◆ Objective
Review the material and extract every line in which the word "marker" occurs.

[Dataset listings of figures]
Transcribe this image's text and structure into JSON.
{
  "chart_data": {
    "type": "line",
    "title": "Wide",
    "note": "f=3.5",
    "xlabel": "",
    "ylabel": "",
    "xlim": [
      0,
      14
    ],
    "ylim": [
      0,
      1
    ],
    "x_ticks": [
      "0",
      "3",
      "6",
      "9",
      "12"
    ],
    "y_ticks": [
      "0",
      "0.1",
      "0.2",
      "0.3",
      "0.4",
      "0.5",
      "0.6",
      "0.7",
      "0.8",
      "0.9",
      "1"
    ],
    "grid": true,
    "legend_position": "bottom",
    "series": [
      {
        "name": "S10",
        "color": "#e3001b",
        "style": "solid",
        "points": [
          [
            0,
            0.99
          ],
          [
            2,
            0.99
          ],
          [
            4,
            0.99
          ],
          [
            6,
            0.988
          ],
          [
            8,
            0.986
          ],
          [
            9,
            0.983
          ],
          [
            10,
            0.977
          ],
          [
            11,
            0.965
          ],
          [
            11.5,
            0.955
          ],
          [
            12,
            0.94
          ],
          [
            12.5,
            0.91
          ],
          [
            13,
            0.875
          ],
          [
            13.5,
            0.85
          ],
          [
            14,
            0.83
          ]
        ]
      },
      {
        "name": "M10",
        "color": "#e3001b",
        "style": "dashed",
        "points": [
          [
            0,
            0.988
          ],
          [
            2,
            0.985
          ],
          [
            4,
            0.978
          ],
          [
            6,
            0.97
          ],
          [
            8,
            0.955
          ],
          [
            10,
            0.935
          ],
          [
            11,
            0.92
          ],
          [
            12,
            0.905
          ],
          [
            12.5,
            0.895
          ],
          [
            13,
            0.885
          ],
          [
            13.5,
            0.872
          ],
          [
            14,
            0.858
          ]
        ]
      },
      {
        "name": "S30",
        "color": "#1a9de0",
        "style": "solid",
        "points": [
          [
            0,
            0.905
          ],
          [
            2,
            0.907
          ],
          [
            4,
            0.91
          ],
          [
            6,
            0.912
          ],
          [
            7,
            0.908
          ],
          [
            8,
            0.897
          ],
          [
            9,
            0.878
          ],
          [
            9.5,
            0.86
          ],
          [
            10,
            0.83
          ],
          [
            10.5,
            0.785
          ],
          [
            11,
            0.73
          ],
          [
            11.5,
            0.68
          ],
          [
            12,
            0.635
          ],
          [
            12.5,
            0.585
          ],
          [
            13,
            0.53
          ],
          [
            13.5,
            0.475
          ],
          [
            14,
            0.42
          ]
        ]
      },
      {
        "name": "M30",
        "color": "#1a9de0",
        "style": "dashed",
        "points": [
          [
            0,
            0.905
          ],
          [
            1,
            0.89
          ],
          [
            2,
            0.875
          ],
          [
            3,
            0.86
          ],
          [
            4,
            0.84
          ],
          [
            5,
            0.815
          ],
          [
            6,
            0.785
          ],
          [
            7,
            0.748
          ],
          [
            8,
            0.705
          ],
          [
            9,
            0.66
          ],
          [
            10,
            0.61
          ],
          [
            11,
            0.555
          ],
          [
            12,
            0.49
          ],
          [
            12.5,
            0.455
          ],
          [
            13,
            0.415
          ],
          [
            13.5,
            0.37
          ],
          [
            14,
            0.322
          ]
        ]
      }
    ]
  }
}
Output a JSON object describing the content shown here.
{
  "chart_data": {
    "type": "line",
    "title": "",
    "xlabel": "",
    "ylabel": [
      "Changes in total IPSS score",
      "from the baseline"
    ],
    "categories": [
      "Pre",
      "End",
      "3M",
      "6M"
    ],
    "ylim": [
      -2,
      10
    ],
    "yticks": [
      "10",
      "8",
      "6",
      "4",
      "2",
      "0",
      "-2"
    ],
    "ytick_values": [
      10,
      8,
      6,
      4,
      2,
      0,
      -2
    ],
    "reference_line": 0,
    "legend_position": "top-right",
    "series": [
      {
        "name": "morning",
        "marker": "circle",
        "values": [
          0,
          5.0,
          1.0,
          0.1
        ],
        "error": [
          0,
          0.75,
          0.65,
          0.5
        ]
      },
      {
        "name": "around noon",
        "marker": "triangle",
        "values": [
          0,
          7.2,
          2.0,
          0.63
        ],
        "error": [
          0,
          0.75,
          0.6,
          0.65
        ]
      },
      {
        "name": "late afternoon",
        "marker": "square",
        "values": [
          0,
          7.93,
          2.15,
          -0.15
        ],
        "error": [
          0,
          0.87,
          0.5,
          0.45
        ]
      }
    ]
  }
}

◆ Final answer
        "marker": "circle",
        "marker": "triangle",
        "marker": "square",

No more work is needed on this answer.